▶ Extracted entries:
■ ■ ■ ■ ■ ■ ■
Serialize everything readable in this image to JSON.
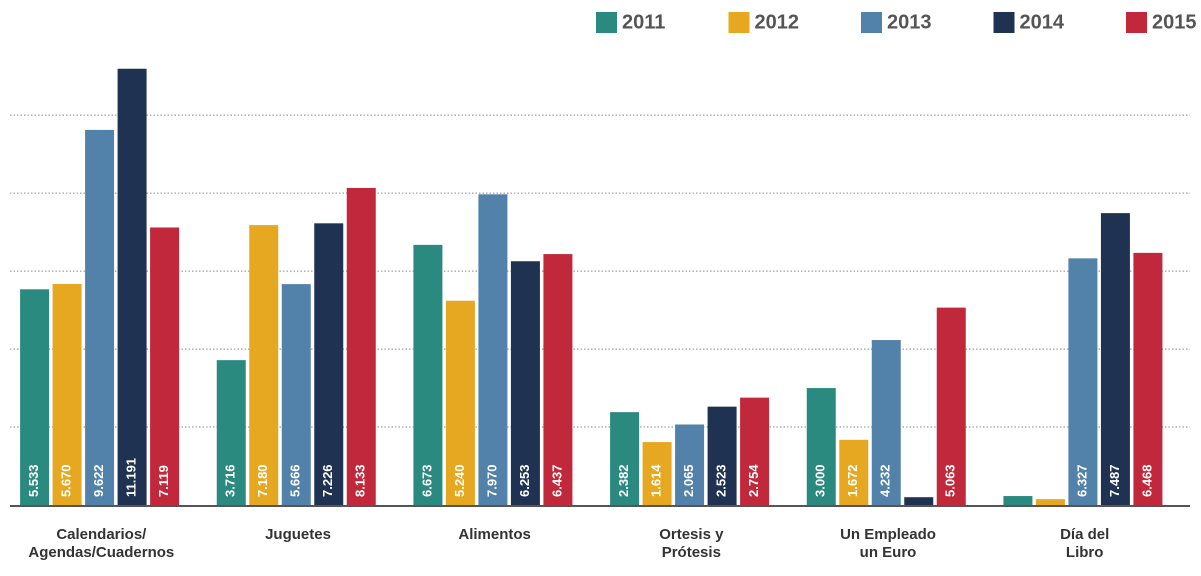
{
  "chart_data": {
    "type": "bar",
    "categories": [
      "Calendarios/\nAgendas/Cuadernos",
      "Juguetes",
      "Alimentos",
      "Ortesis y\nPrótesis",
      "Un Empleado\nun Euro",
      "Día del\nLibro"
    ],
    "series": [
      {
        "name": "2011",
        "color": "#2b8a80",
        "values": [
          5533,
          3716,
          6673,
          2382,
          3000,
          230
        ],
        "value_labels": [
          "5.533",
          "3.716",
          "6.673",
          "2.382",
          "3.000",
          null
        ]
      },
      {
        "name": "2012",
        "color": "#e6a821",
        "values": [
          5670,
          7180,
          5240,
          1614,
          1672,
          150
        ],
        "value_labels": [
          "5.670",
          "7.180",
          "5.240",
          "1.614",
          "1.672",
          null
        ]
      },
      {
        "name": "2013",
        "color": "#5282aa",
        "values": [
          9622,
          5666,
          7970,
          2065,
          4232,
          6327
        ],
        "value_labels": [
          "9.622",
          "5.666",
          "7.970",
          "2.065",
          "4.232",
          "6.327"
        ]
      },
      {
        "name": "2014",
        "color": "#1f3252",
        "values": [
          11191,
          7226,
          6253,
          2523,
          200,
          7487
        ],
        "value_labels": [
          "11.191",
          "7.226",
          "6.253",
          "2.523",
          null,
          "7.487"
        ]
      },
      {
        "name": "2015",
        "color": "#c1283b",
        "values": [
          7119,
          8133,
          6437,
          2754,
          5063,
          6468
        ],
        "value_labels": [
          "7.119",
          "8.133",
          "6.437",
          "2.754",
          "5.063",
          "6.468"
        ]
      }
    ],
    "ylim": [
      0,
      11800
    ],
    "yticks": [
      2000,
      4000,
      6000,
      8000,
      10000
    ],
    "grid": true,
    "legend": "top-right"
  }
}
■ ■ ■ ■ ■ ■ ■
▶ Written request: Make a verbatim copy of all the entries and strip out the pictures.

▶ Answer to the task:
Serialize everything readable in this image to JSON.
{
  "chart_data": {
    "type": "bar",
    "categories": [
      "Calendarios/\nAgendas/Cuadernos",
      "Juguetes",
      "Alimentos",
      "Ortesis y\nPrótesis",
      "Un Empleado\nun Euro",
      "Día del\nLibro"
    ],
    "series": [
      {
        "name": "2011",
        "color": "#2b8a80",
        "values": [
          5533,
          3716,
          6673,
          2382,
          3000,
          230
        ],
        "value_labels": [
          "5.533",
          "3.716",
          "6.673",
          "2.382",
          "3.000",
          null
        ]
      },
      {
        "name": "2012",
        "color": "#e6a821",
        "values": [
          5670,
          7180,
          5240,
          1614,
          1672,
          150
        ],
        "value_labels": [
          "5.670",
          "7.180",
          "5.240",
          "1.614",
          "1.672",
          null
        ]
      },
      {
        "name": "2013",
        "color": "#5282aa",
        "values": [
          9622,
          5666,
          7970,
          2065,
          4232,
          6327
        ],
        "value_labels": [
          "9.622",
          "5.666",
          "7.970",
          "2.065",
          "4.232",
          "6.327"
        ]
      },
      {
        "name": "2014",
        "color": "#1f3252",
        "values": [
          11191,
          7226,
          6253,
          2523,
          200,
          7487
        ],
        "value_labels": [
          "11.191",
          "7.226",
          "6.253",
          "2.523",
          null,
          "7.487"
        ]
      },
      {
        "name": "2015",
        "color": "#c1283b",
        "values": [
          7119,
          8133,
          6437,
          2754,
          5063,
          6468
        ],
        "value_labels": [
          "7.119",
          "8.133",
          "6.437",
          "2.754",
          "5.063",
          "6.468"
        ]
      }
    ],
    "ylim": [
      0,
      11800
    ],
    "yticks": [
      2000,
      4000,
      6000,
      8000,
      10000
    ],
    "grid": true,
    "legend": "top-right"
  }
}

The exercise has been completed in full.